- Written request:
Reproduce all of the material exactly as shown.

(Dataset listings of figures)
--- BEGIN ---
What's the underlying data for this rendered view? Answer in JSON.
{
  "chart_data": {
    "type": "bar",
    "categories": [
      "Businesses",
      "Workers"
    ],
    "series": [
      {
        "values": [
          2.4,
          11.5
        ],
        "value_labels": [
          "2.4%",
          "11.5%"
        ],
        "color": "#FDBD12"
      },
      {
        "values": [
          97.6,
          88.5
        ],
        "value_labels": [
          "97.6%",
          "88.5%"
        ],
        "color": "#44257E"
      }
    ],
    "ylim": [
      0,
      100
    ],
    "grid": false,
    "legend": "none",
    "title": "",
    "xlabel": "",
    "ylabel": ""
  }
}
--- END ---
- Result of the task:
What's the underlying data for this rendered view? Answer in JSON.
{
  "chart_data": {
    "type": "bar",
    "categories": [
      "Businesses",
      "Workers"
    ],
    "series": [
      {
        "values": [
          2.4,
          11.5
        ],
        "value_labels": [
          "2.4%",
          "11.5%"
        ],
        "color": "#FDBD12"
      },
      {
        "values": [
          97.6,
          88.5
        ],
        "value_labels": [
          "97.6%",
          "88.5%"
        ],
        "color": "#44257E"
      }
    ],
    "ylim": [
      0,
      100
    ],
    "grid": false,
    "legend": "none",
    "title": "",
    "xlabel": "",
    "ylabel": ""
  }
}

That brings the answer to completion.